[Dataset rows about figures]
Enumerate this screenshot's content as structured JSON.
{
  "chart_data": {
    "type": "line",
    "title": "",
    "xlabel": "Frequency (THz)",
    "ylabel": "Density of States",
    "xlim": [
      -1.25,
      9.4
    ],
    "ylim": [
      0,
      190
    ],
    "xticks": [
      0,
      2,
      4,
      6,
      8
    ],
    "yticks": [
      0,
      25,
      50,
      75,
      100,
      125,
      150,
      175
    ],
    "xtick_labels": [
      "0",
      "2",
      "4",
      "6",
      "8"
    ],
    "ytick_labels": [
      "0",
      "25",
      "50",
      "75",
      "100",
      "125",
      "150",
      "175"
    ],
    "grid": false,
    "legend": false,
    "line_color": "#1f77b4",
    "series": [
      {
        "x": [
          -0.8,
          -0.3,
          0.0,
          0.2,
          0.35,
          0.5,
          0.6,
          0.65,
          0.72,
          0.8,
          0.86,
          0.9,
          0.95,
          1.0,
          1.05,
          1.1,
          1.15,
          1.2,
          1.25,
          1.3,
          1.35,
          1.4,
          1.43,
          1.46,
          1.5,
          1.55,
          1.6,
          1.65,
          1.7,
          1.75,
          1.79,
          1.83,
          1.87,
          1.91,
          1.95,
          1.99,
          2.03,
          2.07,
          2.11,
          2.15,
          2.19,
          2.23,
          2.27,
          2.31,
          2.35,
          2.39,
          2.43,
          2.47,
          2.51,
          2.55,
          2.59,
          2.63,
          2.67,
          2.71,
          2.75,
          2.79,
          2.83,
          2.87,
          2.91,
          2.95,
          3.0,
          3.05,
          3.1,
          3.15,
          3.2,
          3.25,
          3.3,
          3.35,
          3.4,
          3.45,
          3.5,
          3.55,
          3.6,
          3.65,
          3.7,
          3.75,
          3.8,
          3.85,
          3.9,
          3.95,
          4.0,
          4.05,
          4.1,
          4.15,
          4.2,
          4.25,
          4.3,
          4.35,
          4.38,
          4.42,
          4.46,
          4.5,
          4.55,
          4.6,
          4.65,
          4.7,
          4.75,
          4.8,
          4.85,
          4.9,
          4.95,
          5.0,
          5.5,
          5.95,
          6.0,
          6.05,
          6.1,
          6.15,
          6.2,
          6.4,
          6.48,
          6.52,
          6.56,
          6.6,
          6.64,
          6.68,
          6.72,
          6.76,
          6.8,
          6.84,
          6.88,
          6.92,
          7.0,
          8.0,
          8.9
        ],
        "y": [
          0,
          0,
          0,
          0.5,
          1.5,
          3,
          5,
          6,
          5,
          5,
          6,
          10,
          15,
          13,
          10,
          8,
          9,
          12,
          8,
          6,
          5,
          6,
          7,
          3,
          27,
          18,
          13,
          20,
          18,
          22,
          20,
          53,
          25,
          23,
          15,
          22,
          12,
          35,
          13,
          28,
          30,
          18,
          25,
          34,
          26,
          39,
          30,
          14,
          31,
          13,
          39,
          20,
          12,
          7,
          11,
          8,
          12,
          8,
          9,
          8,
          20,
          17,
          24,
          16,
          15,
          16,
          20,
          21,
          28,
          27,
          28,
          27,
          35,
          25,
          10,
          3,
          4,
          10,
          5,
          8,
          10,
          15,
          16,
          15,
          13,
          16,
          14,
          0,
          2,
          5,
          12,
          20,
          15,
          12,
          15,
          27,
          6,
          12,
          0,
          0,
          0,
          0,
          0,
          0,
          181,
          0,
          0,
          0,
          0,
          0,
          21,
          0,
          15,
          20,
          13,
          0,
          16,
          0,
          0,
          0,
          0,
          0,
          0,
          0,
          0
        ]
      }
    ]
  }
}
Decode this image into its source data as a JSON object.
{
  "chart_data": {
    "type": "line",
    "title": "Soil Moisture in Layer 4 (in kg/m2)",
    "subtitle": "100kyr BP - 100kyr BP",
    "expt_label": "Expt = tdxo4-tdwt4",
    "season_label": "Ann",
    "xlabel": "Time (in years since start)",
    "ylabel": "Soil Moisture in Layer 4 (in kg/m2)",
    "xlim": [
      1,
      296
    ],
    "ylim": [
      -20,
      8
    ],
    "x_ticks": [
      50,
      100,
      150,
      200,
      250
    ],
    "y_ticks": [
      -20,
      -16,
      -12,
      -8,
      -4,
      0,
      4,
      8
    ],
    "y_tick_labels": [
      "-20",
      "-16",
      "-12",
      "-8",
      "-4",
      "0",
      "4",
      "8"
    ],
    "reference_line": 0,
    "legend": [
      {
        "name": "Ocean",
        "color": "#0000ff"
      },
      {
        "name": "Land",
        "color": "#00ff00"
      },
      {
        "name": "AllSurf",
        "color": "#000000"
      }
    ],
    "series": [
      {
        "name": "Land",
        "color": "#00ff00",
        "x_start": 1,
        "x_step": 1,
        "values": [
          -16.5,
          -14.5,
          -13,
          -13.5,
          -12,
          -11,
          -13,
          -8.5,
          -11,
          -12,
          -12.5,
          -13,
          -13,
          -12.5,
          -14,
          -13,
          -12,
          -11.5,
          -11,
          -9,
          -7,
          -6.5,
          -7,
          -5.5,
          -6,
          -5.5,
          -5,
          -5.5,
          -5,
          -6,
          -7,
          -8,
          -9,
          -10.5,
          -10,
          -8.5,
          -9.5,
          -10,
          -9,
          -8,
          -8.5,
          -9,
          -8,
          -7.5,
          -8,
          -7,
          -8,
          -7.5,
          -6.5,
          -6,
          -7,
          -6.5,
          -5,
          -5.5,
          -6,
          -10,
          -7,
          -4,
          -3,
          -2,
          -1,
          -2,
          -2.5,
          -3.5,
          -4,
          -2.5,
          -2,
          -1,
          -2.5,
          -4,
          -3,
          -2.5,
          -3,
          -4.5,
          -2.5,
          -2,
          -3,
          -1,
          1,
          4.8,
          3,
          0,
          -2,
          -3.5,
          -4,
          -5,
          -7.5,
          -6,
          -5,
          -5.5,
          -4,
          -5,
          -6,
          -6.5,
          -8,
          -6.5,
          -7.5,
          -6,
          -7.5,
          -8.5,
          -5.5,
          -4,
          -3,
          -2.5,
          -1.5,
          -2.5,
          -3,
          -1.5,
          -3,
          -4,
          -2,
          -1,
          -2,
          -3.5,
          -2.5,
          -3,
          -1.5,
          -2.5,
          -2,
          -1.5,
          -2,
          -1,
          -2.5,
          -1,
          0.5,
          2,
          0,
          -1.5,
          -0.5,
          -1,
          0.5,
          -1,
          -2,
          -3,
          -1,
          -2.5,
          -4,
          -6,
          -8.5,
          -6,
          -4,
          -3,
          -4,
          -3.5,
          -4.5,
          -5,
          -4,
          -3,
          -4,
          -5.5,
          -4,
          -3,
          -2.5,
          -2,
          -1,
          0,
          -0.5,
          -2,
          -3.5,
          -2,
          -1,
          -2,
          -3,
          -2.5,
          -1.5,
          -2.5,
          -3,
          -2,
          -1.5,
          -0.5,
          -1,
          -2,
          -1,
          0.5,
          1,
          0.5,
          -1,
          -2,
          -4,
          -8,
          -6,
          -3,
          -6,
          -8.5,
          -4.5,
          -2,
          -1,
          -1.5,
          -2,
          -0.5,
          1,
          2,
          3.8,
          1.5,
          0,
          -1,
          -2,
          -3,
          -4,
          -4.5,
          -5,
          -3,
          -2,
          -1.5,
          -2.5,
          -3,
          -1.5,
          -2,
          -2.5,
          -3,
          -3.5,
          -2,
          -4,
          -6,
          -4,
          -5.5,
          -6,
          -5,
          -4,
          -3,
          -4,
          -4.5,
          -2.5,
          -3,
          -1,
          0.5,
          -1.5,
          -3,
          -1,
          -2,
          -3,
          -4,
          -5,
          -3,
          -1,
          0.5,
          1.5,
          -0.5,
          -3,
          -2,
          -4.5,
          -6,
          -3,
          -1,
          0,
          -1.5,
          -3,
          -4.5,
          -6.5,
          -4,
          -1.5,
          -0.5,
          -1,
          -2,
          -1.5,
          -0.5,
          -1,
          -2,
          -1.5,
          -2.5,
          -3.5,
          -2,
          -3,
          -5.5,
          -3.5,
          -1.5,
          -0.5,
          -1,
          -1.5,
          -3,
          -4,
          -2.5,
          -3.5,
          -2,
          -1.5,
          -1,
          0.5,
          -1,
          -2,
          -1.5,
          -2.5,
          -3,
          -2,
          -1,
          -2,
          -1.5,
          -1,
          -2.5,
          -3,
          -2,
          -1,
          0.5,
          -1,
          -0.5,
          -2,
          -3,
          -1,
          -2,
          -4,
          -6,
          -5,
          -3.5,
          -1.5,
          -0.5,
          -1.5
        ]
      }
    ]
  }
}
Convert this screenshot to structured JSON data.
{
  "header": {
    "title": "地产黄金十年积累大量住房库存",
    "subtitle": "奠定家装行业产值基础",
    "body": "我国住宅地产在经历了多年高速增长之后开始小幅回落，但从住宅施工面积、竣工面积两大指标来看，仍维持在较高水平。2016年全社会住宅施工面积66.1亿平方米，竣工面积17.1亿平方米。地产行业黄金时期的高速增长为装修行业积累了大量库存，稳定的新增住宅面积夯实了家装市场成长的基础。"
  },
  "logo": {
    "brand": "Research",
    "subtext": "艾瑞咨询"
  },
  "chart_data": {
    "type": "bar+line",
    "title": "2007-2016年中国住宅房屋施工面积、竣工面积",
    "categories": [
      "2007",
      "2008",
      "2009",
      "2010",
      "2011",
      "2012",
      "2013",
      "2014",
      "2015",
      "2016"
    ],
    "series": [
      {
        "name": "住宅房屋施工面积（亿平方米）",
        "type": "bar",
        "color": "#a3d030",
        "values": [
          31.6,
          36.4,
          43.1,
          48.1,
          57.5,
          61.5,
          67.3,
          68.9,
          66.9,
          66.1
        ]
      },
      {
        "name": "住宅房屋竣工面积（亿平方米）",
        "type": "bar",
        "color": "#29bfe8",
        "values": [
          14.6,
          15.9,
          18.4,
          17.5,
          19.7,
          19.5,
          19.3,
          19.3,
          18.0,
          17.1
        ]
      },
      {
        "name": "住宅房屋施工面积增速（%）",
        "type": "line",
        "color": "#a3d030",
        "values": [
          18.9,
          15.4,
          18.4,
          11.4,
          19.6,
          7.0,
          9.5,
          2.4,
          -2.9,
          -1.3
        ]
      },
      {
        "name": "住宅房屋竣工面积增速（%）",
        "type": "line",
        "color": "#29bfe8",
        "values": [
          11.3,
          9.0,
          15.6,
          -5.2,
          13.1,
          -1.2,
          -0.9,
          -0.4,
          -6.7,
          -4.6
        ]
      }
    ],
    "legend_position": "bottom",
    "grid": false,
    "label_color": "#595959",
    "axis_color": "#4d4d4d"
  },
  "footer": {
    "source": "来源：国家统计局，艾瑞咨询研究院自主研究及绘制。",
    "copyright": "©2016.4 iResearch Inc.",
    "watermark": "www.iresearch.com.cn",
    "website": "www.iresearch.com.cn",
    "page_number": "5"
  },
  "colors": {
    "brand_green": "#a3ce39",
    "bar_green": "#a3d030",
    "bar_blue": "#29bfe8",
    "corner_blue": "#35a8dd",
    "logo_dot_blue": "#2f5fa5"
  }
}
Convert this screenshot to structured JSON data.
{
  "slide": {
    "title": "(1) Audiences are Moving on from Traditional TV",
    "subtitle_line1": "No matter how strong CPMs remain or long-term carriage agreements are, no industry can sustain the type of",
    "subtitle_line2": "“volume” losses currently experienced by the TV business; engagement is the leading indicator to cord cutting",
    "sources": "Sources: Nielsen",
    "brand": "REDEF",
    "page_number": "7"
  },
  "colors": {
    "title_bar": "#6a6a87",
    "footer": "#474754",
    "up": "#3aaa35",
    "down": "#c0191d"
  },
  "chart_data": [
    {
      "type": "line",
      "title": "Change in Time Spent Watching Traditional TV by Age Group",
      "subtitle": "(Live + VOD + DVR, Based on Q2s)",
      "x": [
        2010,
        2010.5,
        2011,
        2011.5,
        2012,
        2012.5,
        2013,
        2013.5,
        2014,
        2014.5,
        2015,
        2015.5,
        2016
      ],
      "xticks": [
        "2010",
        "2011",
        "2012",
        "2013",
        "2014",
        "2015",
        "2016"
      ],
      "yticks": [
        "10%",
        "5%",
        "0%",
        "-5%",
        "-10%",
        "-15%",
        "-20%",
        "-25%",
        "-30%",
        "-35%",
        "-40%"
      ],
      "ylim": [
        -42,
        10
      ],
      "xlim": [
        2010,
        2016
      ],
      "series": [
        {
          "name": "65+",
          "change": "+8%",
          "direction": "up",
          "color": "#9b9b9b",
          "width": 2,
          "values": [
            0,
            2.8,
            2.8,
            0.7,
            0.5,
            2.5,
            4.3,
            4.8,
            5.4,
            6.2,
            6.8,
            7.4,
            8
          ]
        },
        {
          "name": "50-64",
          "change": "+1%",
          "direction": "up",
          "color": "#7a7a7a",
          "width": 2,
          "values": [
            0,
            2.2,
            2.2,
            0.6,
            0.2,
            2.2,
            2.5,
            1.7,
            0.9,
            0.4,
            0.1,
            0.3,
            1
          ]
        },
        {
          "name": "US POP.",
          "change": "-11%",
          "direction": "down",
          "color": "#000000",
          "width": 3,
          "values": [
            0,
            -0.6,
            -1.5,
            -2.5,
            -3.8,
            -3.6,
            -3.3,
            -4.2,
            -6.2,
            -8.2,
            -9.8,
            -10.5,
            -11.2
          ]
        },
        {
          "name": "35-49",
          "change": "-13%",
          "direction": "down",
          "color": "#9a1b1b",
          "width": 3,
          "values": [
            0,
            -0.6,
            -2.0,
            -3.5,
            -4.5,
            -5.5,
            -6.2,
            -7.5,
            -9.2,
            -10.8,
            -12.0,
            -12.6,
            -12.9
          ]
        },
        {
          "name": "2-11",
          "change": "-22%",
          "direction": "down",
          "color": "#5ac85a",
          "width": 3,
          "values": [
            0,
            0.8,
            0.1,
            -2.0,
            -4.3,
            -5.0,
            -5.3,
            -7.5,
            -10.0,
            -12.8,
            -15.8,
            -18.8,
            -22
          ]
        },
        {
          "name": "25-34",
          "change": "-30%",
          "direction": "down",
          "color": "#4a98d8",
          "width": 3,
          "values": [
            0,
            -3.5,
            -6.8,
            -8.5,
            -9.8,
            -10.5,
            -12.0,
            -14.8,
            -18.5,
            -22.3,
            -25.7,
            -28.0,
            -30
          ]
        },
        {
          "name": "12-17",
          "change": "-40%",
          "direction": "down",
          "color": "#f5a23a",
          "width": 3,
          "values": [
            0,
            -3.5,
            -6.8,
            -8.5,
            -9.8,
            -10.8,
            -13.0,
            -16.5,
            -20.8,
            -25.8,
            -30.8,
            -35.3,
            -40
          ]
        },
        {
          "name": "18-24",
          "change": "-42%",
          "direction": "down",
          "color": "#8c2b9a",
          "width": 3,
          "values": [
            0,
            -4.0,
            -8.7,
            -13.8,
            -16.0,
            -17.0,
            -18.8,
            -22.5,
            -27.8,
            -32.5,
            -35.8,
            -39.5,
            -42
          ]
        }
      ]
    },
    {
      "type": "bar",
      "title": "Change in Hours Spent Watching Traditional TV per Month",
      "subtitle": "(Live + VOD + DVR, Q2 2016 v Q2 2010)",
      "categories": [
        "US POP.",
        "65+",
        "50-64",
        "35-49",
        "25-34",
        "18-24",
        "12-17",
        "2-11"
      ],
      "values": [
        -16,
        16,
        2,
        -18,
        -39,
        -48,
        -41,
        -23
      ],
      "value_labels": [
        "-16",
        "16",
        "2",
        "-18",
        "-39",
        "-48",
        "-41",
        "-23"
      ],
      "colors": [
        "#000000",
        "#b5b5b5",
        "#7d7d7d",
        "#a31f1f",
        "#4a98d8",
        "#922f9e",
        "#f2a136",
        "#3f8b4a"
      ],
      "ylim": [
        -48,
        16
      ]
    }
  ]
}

_WHAT IS NEEDED_
Search the listing above for the string "Time". Copy every line that contains it.

_RESPONSE TO THIS TASK_
    "xlabel": "Time (in years since start)",
      "title": "Change in Time Spent Watching Traditional TV by Age Group",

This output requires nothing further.